Provided data -
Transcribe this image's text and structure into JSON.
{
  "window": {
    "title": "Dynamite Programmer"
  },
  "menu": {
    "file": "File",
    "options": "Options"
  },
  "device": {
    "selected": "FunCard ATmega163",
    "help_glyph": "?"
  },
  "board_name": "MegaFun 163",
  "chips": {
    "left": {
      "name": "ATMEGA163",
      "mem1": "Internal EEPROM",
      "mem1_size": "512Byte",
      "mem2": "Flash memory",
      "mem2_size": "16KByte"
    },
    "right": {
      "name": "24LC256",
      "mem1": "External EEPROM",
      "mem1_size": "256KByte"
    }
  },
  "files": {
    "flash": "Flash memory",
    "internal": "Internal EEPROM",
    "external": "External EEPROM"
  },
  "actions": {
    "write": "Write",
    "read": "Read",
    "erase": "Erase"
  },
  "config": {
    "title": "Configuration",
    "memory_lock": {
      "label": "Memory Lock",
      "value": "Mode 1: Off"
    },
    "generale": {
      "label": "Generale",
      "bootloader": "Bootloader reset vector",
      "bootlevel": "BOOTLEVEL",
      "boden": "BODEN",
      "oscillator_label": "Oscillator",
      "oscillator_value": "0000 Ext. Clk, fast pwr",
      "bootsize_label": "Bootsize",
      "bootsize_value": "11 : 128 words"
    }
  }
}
---
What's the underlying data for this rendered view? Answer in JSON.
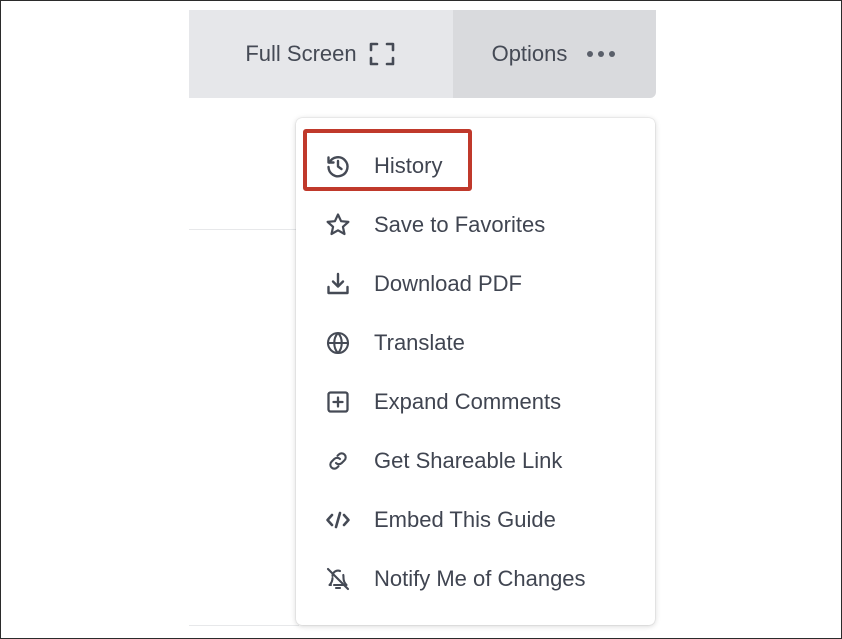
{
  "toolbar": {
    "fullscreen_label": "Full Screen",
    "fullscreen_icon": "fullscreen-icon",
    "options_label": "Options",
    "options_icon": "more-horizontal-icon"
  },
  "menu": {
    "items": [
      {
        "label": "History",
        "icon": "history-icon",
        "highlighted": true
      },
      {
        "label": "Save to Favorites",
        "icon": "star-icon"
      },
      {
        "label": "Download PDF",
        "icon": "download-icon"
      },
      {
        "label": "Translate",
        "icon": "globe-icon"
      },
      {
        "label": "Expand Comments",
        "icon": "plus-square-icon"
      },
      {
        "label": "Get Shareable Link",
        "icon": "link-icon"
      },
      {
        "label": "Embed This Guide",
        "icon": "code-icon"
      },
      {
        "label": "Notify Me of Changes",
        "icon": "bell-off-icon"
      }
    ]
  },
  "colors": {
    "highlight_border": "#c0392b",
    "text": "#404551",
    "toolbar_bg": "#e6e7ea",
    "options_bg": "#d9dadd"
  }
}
--
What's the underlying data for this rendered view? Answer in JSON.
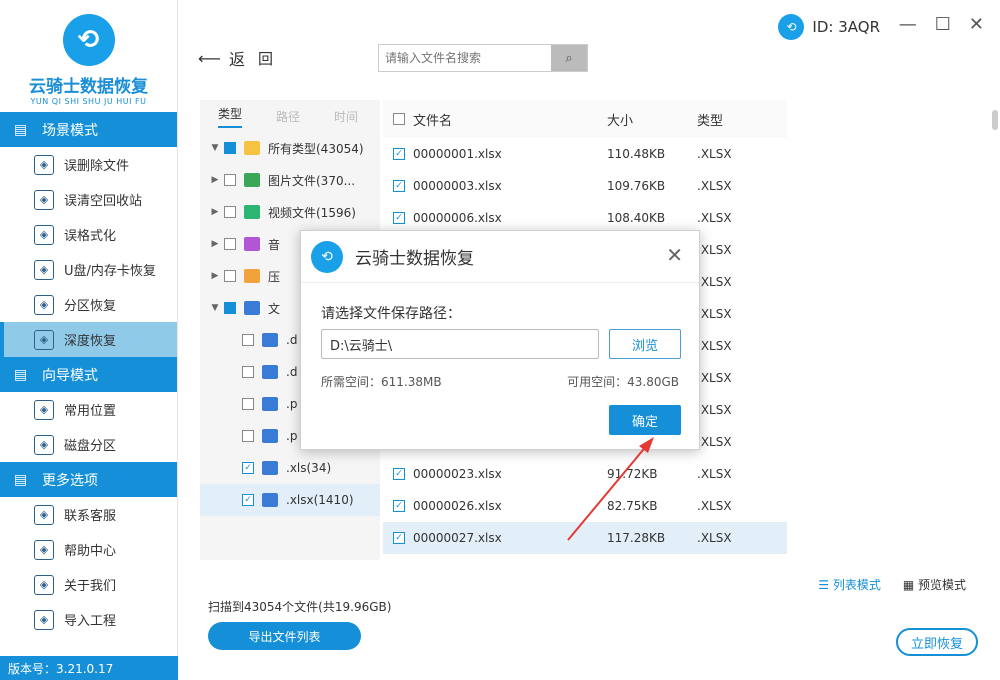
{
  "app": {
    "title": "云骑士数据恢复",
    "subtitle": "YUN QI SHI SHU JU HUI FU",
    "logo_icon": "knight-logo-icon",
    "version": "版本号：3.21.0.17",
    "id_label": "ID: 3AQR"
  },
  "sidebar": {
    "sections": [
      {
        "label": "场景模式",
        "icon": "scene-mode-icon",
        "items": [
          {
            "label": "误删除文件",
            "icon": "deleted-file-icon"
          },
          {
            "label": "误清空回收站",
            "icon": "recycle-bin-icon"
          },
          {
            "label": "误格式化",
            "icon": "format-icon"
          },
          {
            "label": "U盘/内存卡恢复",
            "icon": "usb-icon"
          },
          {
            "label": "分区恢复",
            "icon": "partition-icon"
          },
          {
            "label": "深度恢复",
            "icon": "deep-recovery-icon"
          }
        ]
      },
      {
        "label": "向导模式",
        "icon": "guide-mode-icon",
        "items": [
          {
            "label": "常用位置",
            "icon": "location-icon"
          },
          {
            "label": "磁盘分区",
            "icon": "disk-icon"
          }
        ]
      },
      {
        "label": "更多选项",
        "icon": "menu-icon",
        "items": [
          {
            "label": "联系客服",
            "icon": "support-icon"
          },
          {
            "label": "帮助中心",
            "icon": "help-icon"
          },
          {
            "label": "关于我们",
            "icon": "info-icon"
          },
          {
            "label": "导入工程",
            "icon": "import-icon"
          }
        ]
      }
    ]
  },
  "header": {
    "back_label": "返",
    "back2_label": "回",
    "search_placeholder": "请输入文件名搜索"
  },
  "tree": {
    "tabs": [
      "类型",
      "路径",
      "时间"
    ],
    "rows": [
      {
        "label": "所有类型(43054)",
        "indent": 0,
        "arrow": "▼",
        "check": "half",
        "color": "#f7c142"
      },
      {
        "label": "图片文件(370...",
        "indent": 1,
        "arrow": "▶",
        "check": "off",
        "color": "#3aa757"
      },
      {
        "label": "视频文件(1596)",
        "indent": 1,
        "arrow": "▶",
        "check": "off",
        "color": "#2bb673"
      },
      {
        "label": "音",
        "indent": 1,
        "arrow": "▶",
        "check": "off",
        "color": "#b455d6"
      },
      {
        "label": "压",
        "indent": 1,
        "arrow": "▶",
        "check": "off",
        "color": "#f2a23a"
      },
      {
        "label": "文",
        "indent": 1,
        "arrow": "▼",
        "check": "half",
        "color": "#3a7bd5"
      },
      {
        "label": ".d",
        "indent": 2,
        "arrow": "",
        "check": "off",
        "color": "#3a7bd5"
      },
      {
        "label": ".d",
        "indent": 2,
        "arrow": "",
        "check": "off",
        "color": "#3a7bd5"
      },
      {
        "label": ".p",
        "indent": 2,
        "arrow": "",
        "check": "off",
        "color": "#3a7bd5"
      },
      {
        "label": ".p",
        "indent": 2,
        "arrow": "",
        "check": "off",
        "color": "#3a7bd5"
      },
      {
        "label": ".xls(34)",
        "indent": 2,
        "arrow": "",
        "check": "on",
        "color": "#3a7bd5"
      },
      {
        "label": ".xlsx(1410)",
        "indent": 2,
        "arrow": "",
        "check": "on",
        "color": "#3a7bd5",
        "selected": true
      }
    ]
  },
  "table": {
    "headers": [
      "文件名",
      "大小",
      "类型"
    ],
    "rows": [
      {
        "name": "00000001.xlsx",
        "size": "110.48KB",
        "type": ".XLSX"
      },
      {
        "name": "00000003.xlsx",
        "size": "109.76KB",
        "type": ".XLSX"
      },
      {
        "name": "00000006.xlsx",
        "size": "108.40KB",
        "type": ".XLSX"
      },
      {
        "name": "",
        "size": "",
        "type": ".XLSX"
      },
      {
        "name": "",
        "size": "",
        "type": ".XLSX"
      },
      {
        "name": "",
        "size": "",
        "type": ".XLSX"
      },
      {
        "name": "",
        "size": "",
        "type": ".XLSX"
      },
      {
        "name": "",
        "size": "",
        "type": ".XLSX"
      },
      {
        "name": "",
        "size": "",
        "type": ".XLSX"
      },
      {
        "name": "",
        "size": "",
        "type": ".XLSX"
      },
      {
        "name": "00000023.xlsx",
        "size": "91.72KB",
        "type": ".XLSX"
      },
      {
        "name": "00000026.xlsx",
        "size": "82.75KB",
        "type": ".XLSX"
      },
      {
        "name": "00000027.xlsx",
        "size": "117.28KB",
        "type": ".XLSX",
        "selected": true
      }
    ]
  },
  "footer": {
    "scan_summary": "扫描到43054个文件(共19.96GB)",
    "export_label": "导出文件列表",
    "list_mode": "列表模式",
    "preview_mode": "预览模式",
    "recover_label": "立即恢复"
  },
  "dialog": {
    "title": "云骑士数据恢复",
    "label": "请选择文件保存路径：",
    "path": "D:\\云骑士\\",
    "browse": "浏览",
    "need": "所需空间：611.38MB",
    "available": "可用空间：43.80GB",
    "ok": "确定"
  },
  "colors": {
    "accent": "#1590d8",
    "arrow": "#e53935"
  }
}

Prompt -
Look through the entries above for the word "Internal". Copy every line where it shows up.

Task response -
      "mem1": "Internal EEPROM",
    "internal": "Internal EEPROM",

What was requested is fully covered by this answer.